___ DATA PROVIDED ___

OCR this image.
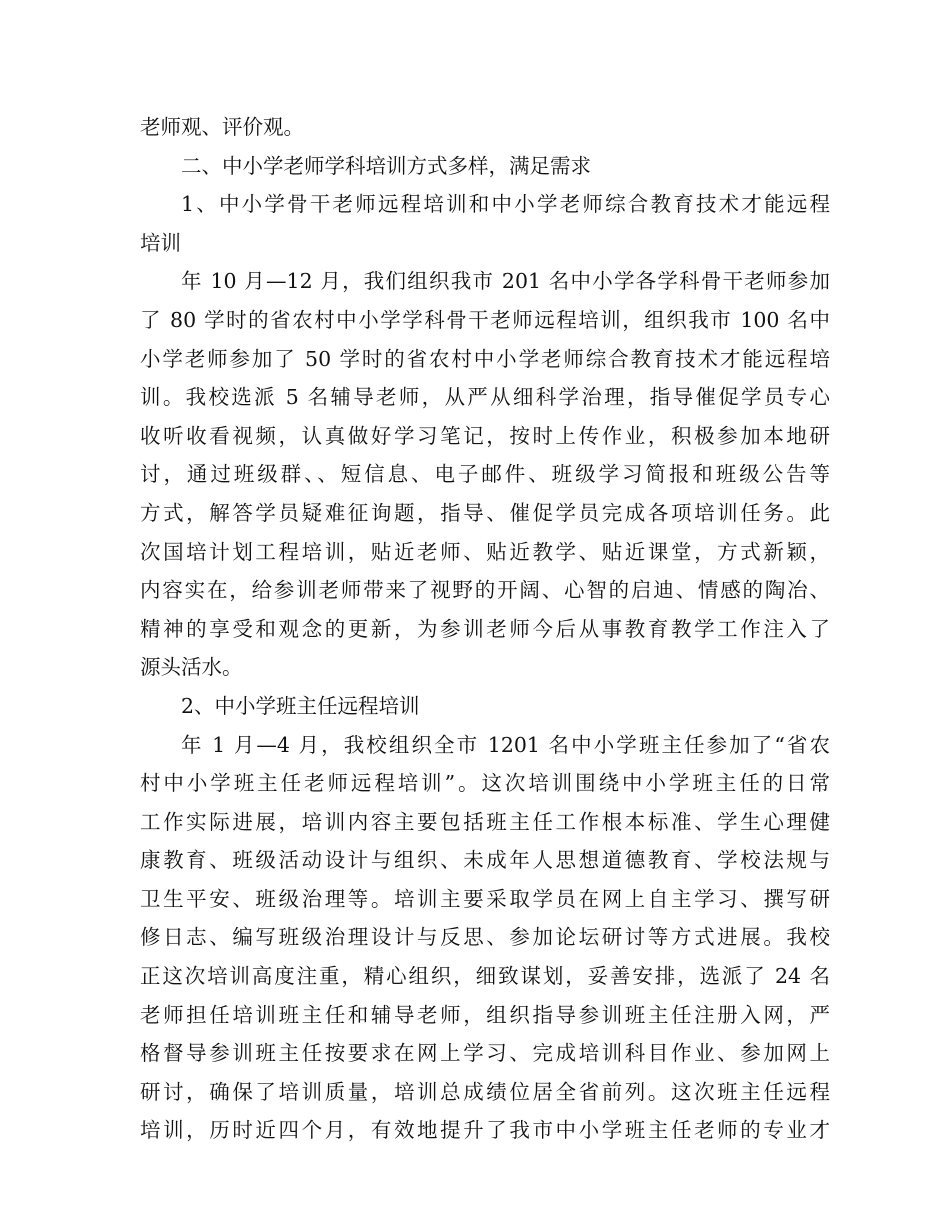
老师观、评价观。
二、中小学老师学科培训方式多样，满足需求
1、中小学骨干老师远程培训和中小学老师综合教育技术才能远程
培训
年 10 月—12 月，我们组织我市 201 名中小学各学科骨干老师参加
了 80 学时的省农村中小学学科骨干老师远程培训，组织我市 100 名中
小学老师参加了 50 学时的省农村中小学老师综合教育技术才能远程培
训。我校选派 5 名辅导老师，从严从细科学治理，指导催促学员专心
收听收看视频，认真做好学习笔记，按时上传作业，积极参加本地研
讨，通过班级群、、短信息、电子邮件、班级学习简报和班级公告等
方式，解答学员疑难征询题，指导、催促学员完成各项培训任务。此
次国培计划工程培训，贴近老师、贴近教学、贴近课堂，方式新颖，
内容实在，给参训老师带来了视野的开阔、心智的启迪、情感的陶冶、
精神的享受和观念的更新，为参训老师今后从事教育教学工作注入了
源头活水。
2、中小学班主任远程培训
年 1 月—4 月，我校组织全市 1201 名中小学班主任参加了“省农
村中小学班主任老师远程培训”。这次培训围绕中小学班主任的日常
工作实际进展，培训内容主要包括班主任工作根本标准、学生心理健
康教育、班级活动设计与组织、未成年人思想道德教育、学校法规与
卫生平安、班级治理等。培训主要采取学员在网上自主学习、撰写研
修日志、编写班级治理设计与反思、参加论坛研讨等方式进展。我校
正这次培训高度注重，精心组织，细致谋划，妥善安排，选派了 24 名
老师担任培训班主任和辅导老师，组织指导参训班主任注册入网，严
格督导参训班主任按要求在网上学习、完成培训科目作业、参加网上
研讨，确保了培训质量，培训总成绩位居全省前列。这次班主任远程
培训，历时近四个月，有效地提升了我市中小学班主任老师的专业才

___

» EXERCISE PROMPT
Write the lines above out again exactly, without any of their pictures.

» EXERCISE RESPONSE
OCR this image.
老师观、评价观。
二、中小学老师学科培训方式多样，满足需求
1、中小学骨干老师远程培训和中小学老师综合教育技术才能远程
培训
年 10 月—12 月，我们组织我市 201 名中小学各学科骨干老师参加
了 80 学时的省农村中小学学科骨干老师远程培训，组织我市 100 名中
小学老师参加了 50 学时的省农村中小学老师综合教育技术才能远程培
训。我校选派 5 名辅导老师，从严从细科学治理，指导催促学员专心
收听收看视频，认真做好学习笔记，按时上传作业，积极参加本地研
讨，通过班级群、、短信息、电子邮件、班级学习简报和班级公告等
方式，解答学员疑难征询题，指导、催促学员完成各项培训任务。此
次国培计划工程培训，贴近老师、贴近教学、贴近课堂，方式新颖，
内容实在，给参训老师带来了视野的开阔、心智的启迪、情感的陶冶、
精神的享受和观念的更新，为参训老师今后从事教育教学工作注入了
源头活水。
2、中小学班主任远程培训
年 1 月—4 月，我校组织全市 1201 名中小学班主任参加了“省农
村中小学班主任老师远程培训”。这次培训围绕中小学班主任的日常
工作实际进展，培训内容主要包括班主任工作根本标准、学生心理健
康教育、班级活动设计与组织、未成年人思想道德教育、学校法规与
卫生平安、班级治理等。培训主要采取学员在网上自主学习、撰写研
修日志、编写班级治理设计与反思、参加论坛研讨等方式进展。我校
正这次培训高度注重，精心组织，细致谋划，妥善安排，选派了 24 名
老师担任培训班主任和辅导老师，组织指导参训班主任注册入网，严
格督导参训班主任按要求在网上学习、完成培训科目作业、参加网上
研讨，确保了培训质量，培训总成绩位居全省前列。这次班主任远程
培训，历时近四个月，有效地提升了我市中小学班主任老师的专业才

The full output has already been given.